__Task statement__:
Copy every line that contains the string "医疗保健支出和GDP的变化情况" from the entries below.

__Stored rows__:
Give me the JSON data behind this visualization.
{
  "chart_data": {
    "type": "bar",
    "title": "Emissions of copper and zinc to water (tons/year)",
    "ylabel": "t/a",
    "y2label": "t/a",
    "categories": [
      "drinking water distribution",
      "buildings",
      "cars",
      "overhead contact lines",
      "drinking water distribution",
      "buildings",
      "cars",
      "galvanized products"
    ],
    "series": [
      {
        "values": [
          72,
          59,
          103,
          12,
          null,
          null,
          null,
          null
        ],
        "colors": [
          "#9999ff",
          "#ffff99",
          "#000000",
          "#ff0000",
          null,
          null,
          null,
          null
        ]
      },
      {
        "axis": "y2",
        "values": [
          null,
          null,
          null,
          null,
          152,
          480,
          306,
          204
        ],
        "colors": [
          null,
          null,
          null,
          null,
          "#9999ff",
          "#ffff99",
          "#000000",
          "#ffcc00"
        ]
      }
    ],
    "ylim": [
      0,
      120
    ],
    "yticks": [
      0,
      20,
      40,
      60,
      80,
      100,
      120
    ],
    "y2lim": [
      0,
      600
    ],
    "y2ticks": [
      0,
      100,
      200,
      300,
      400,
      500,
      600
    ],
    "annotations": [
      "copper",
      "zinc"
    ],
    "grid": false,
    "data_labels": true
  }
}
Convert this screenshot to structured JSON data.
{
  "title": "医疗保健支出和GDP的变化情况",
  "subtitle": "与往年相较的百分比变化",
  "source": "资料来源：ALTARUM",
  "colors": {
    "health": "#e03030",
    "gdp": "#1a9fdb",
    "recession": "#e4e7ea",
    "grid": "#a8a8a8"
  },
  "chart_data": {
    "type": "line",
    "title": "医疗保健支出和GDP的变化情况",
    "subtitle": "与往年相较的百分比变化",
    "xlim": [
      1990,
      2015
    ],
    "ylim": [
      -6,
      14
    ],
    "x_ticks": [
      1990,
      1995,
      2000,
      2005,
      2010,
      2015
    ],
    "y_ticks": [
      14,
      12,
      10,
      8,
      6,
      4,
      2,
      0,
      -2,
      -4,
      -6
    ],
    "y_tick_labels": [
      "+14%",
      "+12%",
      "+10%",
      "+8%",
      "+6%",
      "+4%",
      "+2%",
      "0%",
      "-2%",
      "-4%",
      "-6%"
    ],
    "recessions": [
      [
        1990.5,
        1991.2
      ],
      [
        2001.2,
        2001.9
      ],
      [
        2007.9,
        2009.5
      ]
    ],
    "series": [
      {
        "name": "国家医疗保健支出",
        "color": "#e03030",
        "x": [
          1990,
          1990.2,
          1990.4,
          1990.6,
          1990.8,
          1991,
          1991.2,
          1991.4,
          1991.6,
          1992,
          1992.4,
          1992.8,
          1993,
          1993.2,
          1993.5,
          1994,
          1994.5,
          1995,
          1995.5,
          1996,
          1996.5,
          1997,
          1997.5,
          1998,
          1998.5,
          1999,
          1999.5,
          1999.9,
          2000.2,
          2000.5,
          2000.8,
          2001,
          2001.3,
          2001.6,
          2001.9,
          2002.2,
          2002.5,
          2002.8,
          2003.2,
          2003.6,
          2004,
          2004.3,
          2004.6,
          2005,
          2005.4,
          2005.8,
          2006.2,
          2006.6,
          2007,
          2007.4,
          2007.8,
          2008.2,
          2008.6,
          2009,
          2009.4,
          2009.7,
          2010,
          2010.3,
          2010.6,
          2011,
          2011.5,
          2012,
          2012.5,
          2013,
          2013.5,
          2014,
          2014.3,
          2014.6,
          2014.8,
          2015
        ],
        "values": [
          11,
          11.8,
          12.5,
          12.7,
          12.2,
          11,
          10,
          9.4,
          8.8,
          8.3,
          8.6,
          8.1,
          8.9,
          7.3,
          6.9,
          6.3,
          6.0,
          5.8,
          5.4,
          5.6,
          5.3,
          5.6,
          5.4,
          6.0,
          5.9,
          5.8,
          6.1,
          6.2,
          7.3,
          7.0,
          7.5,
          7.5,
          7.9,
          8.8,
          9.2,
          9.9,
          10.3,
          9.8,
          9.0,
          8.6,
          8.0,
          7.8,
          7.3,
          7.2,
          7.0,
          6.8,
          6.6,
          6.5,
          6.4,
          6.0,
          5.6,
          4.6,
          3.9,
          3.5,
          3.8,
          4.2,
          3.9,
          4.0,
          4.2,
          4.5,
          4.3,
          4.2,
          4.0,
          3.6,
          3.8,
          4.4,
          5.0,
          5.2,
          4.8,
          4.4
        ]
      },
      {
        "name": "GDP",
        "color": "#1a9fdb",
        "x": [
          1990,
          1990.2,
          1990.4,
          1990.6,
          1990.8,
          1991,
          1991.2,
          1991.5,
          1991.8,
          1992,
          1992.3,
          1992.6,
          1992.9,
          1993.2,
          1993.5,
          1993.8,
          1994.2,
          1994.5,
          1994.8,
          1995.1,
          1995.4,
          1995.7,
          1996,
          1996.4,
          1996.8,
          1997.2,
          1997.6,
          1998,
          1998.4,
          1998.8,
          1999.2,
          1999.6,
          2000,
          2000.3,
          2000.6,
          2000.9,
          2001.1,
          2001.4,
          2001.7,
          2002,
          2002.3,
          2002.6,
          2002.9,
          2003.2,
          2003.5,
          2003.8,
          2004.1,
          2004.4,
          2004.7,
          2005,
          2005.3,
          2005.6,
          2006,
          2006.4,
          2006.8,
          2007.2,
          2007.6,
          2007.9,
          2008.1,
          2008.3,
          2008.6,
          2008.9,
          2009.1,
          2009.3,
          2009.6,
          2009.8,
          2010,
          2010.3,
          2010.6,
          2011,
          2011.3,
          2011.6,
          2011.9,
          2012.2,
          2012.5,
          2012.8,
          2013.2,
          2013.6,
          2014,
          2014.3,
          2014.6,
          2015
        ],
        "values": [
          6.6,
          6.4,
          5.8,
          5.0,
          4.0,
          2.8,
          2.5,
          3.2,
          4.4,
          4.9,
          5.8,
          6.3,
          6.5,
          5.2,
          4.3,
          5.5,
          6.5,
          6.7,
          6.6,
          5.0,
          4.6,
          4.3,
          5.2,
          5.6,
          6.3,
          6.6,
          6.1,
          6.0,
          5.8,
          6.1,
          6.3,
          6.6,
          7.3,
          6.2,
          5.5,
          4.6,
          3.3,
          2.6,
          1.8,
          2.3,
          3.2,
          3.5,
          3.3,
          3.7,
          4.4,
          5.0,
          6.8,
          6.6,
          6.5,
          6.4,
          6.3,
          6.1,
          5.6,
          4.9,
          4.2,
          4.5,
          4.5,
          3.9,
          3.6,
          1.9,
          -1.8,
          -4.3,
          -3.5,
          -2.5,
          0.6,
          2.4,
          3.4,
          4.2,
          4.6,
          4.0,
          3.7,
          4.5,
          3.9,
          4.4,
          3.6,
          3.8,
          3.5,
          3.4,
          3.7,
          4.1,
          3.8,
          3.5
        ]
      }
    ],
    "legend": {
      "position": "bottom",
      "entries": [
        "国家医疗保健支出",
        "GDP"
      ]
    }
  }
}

* * *

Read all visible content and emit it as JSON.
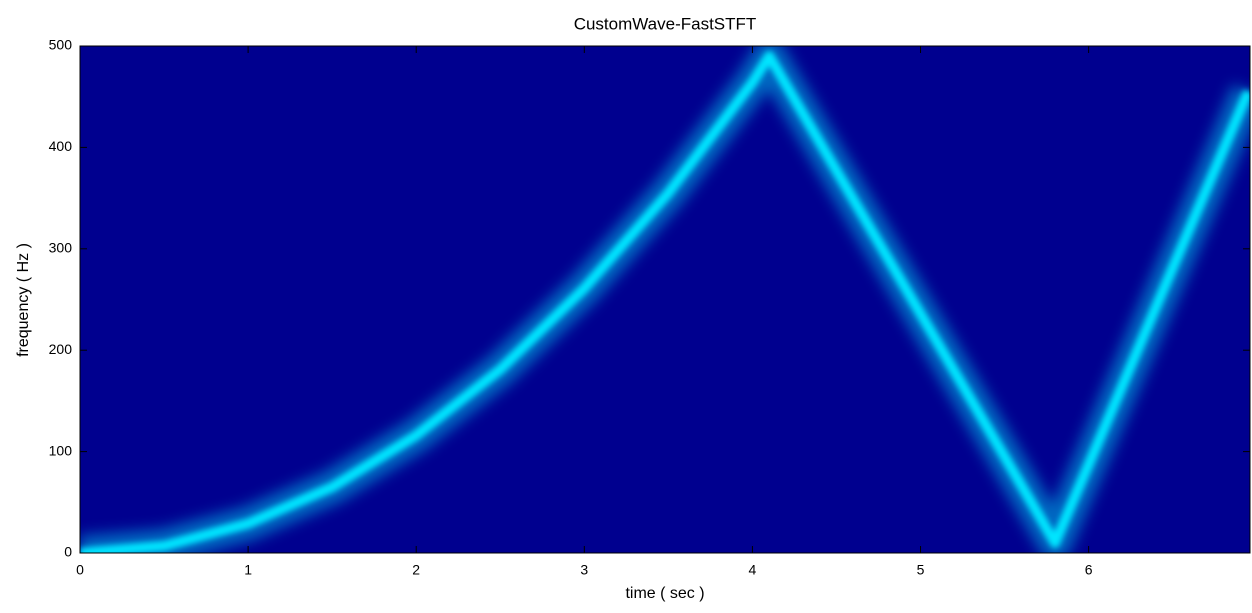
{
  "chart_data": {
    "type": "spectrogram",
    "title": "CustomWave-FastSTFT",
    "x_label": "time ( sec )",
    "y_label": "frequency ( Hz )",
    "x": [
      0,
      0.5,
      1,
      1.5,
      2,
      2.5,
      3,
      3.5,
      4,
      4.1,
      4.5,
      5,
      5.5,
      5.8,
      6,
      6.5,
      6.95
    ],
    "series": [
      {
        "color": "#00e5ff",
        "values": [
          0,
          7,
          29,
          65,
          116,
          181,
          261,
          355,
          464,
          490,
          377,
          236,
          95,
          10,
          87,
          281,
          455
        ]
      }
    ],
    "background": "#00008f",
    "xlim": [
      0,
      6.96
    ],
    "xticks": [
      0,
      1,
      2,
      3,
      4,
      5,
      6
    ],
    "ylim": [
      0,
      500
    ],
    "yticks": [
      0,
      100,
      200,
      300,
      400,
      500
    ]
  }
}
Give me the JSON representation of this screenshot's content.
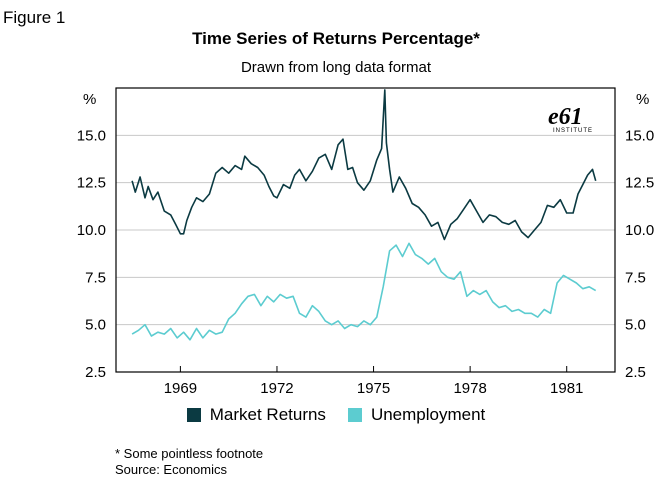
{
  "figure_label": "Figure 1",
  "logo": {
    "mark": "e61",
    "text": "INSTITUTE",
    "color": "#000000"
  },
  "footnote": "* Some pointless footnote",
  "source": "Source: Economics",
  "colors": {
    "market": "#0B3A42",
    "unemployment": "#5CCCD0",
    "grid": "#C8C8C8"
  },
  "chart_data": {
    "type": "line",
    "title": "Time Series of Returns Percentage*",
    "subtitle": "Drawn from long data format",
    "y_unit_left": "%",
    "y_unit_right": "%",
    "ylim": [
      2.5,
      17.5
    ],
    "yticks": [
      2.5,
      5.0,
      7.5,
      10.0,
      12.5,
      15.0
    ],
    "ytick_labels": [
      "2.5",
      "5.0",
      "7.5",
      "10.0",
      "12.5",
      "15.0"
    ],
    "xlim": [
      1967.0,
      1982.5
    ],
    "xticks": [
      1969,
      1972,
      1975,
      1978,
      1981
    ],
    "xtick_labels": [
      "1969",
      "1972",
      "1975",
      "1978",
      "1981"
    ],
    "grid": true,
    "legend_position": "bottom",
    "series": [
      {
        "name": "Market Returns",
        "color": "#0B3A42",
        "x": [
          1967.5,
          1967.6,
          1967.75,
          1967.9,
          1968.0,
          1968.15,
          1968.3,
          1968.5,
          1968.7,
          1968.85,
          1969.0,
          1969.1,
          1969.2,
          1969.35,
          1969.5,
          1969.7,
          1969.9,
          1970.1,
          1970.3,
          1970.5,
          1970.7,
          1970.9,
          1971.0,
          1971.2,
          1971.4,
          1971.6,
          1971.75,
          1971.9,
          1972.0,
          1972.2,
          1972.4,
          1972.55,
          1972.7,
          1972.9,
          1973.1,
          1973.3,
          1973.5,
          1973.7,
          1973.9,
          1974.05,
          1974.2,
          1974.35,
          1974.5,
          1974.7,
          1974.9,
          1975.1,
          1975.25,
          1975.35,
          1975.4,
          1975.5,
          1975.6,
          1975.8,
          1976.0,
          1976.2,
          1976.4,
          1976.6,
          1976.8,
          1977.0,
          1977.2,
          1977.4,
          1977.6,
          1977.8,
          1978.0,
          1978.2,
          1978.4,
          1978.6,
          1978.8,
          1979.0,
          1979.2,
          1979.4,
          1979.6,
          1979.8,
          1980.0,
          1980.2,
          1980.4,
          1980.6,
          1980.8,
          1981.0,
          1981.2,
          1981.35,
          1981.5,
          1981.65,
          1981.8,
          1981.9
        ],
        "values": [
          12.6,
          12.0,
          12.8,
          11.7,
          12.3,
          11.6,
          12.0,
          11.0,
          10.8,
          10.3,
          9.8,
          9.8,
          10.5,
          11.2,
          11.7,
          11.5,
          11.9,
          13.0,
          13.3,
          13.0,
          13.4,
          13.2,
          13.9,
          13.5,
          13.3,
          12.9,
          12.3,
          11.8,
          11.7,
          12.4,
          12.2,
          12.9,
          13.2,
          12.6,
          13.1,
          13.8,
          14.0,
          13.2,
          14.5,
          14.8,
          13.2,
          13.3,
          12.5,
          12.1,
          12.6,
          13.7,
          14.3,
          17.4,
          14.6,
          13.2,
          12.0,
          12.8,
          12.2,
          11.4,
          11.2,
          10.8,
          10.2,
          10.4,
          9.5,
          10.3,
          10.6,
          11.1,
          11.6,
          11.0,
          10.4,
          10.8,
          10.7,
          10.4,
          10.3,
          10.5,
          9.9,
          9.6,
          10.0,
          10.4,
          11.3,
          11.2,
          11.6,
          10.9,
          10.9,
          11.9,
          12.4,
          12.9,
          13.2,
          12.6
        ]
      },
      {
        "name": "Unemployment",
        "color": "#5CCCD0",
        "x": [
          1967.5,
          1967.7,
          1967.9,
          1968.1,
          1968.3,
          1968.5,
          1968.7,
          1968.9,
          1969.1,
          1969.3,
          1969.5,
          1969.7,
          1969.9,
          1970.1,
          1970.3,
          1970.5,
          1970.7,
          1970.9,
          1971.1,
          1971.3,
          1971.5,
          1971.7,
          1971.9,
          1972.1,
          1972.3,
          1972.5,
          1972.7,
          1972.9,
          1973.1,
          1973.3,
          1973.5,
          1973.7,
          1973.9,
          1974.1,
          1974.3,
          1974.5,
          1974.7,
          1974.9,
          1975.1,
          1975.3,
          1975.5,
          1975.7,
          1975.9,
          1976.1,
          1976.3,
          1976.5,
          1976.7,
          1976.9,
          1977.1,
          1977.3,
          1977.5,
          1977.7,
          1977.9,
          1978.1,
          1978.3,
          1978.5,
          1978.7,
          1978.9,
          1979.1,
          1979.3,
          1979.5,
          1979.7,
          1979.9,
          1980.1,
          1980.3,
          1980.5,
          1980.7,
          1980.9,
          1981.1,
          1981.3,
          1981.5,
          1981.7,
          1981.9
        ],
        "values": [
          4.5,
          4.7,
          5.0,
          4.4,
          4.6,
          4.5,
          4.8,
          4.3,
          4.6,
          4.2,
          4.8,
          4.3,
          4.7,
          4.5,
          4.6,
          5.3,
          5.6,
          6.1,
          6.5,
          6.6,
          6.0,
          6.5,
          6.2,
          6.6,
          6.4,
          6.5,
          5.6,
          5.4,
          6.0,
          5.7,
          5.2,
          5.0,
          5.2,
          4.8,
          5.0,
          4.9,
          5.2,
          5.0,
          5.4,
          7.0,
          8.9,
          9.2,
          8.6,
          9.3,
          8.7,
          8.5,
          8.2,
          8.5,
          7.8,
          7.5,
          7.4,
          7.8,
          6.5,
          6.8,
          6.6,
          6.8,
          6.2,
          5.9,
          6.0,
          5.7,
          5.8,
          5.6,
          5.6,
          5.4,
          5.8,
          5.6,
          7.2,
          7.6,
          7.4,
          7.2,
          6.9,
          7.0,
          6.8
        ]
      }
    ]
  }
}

__Worked solution__:
  "title": "医疗保健支出和GDP的变化情况",
    "title": "医疗保健支出和GDP的变化情况",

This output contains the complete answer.